Read through the entries below and return each line with the word "SKIP".

Part of a data file:
..............................
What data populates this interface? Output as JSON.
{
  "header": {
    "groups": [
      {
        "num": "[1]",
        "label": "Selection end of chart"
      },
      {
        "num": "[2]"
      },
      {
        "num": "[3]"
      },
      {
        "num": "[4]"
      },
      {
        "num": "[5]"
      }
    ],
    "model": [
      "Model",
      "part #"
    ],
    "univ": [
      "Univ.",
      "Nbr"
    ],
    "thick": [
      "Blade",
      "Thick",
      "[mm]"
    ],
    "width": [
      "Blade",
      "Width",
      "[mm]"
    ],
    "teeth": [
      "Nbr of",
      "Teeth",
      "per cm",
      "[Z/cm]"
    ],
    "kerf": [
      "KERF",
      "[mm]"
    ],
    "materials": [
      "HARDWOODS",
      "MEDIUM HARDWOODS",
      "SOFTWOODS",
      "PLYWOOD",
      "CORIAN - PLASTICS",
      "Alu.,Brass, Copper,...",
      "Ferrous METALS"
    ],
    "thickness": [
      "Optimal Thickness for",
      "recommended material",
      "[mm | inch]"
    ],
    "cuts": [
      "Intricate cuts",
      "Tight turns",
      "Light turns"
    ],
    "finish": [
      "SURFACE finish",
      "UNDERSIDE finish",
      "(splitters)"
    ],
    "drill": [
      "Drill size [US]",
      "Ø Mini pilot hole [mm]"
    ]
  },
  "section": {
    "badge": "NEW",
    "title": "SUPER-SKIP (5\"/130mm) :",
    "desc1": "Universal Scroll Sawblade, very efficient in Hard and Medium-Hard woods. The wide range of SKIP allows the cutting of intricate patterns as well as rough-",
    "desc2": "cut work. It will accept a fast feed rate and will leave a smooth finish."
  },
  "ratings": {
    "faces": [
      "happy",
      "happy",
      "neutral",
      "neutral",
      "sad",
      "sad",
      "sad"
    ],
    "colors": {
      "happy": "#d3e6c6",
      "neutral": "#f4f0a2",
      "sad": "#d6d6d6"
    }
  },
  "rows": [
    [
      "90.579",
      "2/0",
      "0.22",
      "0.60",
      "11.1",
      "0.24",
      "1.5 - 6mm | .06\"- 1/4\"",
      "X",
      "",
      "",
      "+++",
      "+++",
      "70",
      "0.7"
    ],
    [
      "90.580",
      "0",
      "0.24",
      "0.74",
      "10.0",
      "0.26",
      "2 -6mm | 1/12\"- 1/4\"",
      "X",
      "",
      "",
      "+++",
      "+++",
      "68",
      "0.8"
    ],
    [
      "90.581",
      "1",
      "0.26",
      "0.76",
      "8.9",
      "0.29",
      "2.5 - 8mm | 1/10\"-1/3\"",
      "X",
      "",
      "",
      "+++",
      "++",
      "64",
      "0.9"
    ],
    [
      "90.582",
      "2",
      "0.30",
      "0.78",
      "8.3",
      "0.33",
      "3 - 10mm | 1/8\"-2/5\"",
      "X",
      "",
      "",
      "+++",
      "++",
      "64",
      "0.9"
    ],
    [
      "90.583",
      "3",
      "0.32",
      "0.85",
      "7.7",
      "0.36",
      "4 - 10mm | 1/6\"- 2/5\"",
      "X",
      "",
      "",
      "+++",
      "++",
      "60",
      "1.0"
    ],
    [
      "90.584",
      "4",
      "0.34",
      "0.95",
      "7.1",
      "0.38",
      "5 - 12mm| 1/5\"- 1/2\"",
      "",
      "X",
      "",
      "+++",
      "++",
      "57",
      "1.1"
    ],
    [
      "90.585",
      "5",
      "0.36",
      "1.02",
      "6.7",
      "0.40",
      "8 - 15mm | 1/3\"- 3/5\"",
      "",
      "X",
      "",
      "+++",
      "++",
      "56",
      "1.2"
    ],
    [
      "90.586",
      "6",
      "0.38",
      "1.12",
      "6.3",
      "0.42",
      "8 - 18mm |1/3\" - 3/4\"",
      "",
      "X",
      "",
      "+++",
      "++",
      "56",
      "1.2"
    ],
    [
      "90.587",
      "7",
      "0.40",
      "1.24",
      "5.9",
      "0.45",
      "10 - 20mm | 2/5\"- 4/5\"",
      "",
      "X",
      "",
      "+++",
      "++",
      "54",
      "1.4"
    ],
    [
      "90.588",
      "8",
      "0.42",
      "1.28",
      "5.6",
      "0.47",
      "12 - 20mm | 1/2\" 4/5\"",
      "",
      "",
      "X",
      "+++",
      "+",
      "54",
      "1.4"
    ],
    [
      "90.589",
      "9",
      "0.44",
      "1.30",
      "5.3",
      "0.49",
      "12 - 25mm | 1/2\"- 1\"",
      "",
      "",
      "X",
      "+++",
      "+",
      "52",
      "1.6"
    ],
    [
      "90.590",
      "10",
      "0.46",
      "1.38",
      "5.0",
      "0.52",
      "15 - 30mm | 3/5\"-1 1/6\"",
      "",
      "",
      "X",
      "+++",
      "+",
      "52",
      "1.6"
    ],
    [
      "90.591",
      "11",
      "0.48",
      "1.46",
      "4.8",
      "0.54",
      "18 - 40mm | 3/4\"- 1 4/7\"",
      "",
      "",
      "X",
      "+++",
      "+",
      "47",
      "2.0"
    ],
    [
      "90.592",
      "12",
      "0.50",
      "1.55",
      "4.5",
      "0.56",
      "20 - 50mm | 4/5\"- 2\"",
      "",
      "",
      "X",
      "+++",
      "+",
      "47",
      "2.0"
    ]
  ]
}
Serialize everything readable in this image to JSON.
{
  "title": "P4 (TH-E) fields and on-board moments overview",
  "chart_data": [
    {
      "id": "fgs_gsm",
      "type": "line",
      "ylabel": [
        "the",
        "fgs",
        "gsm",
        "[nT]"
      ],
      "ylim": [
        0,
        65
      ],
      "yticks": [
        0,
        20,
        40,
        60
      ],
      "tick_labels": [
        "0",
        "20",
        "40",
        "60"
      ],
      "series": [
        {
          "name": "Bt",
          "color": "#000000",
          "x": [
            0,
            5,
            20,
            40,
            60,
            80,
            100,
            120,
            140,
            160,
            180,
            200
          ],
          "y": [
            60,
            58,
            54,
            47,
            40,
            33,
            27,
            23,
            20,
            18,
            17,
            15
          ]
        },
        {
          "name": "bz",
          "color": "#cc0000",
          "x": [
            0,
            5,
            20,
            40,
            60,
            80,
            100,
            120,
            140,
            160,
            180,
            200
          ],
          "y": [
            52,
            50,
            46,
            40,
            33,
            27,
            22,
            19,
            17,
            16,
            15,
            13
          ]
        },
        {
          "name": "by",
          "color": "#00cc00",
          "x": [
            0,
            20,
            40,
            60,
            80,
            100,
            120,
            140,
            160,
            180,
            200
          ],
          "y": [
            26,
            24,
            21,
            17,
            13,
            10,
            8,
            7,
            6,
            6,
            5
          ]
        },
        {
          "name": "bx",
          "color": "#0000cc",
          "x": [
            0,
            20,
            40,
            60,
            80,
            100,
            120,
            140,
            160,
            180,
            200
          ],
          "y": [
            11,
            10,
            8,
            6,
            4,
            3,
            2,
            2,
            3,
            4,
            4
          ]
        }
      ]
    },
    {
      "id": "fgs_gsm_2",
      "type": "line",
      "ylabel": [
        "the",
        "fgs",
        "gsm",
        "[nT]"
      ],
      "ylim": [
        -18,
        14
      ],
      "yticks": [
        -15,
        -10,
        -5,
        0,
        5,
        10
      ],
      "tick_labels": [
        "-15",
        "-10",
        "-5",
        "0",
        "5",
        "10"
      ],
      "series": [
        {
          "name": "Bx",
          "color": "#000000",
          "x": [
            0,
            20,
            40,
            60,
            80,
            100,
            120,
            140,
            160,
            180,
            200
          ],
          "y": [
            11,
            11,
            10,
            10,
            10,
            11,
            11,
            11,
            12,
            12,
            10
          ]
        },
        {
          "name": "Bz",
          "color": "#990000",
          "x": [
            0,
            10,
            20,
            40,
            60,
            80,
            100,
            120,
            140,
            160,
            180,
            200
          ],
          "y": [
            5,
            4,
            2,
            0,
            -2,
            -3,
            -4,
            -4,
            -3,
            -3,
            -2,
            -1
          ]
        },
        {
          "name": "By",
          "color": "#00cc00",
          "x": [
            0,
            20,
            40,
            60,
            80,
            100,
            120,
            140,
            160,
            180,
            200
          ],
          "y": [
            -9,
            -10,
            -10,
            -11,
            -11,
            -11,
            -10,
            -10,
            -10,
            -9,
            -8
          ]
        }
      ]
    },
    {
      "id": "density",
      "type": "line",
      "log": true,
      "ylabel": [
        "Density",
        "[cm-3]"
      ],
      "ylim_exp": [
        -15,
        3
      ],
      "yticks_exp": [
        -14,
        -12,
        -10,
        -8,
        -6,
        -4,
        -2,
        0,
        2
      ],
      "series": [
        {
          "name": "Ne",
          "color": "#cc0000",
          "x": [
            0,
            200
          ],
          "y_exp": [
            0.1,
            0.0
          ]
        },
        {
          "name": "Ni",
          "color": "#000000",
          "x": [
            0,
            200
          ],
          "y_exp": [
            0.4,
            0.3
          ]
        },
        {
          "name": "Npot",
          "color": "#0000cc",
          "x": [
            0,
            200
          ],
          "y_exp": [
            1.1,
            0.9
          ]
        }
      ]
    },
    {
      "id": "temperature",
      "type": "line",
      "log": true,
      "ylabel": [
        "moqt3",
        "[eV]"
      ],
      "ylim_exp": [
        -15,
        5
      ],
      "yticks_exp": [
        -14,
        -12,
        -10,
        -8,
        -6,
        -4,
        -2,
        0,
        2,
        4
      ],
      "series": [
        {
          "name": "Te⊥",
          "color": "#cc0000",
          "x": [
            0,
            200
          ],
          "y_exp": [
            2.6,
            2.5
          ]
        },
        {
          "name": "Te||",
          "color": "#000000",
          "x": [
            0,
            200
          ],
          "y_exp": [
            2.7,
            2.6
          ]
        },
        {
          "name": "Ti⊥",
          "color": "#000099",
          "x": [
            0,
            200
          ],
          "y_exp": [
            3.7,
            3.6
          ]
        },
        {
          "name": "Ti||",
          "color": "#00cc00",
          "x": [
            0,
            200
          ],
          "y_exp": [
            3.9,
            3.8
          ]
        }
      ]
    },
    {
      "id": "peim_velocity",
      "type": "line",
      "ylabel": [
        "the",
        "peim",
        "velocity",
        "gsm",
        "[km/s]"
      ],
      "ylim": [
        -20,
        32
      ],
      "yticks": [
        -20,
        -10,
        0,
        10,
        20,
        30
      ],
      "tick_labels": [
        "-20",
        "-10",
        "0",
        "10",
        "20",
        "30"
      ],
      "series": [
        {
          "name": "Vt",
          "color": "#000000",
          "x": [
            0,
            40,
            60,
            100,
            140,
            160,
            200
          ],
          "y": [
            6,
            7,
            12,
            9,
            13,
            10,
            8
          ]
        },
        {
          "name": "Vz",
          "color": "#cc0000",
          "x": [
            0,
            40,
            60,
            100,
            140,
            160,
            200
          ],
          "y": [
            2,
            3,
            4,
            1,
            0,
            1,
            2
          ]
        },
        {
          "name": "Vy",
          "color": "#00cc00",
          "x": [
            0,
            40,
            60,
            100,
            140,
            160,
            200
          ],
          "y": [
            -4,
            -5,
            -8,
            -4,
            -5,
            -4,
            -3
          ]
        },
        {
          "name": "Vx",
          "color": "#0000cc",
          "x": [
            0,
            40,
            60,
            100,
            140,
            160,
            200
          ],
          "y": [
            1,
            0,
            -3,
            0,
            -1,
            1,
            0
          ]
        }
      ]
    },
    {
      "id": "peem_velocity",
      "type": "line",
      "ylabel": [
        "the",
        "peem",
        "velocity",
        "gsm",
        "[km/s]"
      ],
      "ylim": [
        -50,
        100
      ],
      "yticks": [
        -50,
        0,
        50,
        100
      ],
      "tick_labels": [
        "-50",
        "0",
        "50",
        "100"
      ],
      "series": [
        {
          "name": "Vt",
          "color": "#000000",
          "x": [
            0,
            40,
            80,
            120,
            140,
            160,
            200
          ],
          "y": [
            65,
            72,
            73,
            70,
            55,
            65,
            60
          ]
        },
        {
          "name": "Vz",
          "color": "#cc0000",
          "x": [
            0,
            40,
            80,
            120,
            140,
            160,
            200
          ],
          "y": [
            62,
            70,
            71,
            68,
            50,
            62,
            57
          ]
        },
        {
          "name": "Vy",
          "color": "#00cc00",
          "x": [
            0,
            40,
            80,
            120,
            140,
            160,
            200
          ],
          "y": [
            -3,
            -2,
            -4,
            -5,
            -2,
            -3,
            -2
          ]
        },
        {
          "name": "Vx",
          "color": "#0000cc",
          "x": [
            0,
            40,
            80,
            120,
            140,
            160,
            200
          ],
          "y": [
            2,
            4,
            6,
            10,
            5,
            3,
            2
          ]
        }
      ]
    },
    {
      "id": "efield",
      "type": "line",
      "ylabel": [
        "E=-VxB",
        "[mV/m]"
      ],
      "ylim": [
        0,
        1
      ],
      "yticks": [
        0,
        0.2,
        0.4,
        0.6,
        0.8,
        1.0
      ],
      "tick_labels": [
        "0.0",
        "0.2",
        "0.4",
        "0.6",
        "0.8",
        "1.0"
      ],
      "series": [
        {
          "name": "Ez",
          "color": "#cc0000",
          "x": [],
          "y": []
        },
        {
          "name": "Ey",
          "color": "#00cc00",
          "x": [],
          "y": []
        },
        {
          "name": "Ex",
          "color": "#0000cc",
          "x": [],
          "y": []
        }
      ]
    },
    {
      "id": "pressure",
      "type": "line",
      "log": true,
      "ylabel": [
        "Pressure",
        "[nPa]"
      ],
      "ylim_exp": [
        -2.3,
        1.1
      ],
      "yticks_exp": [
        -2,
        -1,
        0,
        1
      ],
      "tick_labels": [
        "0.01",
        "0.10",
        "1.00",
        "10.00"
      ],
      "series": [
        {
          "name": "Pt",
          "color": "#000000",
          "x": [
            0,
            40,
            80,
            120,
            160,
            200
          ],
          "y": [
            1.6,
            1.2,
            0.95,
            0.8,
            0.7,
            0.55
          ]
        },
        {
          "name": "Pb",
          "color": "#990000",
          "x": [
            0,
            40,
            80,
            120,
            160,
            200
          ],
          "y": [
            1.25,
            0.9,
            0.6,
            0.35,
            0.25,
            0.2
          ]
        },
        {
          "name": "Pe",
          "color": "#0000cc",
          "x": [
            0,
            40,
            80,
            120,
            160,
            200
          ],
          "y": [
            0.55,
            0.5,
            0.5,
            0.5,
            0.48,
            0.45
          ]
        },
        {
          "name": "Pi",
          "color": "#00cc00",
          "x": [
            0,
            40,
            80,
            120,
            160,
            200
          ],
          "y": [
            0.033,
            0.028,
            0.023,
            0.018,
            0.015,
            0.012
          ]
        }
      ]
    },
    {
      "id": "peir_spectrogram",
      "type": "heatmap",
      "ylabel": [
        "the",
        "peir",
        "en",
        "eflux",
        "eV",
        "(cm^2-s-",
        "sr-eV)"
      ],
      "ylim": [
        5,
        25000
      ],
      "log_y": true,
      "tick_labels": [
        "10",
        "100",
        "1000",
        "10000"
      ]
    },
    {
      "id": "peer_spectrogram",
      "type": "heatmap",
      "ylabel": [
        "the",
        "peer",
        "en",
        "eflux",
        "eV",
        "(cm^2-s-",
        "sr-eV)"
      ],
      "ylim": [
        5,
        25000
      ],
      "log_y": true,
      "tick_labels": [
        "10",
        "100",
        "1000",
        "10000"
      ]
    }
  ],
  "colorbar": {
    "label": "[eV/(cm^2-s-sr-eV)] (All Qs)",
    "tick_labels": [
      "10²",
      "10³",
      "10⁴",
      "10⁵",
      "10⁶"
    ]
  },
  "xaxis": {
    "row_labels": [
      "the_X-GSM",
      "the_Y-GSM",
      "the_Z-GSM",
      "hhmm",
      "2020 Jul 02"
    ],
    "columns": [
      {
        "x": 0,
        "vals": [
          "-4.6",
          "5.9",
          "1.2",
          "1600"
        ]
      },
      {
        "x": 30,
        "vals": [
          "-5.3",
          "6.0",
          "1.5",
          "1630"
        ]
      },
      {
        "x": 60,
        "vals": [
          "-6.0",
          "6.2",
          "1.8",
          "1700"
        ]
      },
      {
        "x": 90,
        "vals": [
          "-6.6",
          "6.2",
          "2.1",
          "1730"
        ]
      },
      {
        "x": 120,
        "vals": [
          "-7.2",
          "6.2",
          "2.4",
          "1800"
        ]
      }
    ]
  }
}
..............................
◆ THE OUTPUT ◆
    "title": "SUPER-SKIP (5\"/130mm) :",
    "desc1": "Universal Scroll Sawblade, very efficient in Hard and Medium-Hard woods. The wide range of SKIP allows the cutting of intricate patterns as well as rough-",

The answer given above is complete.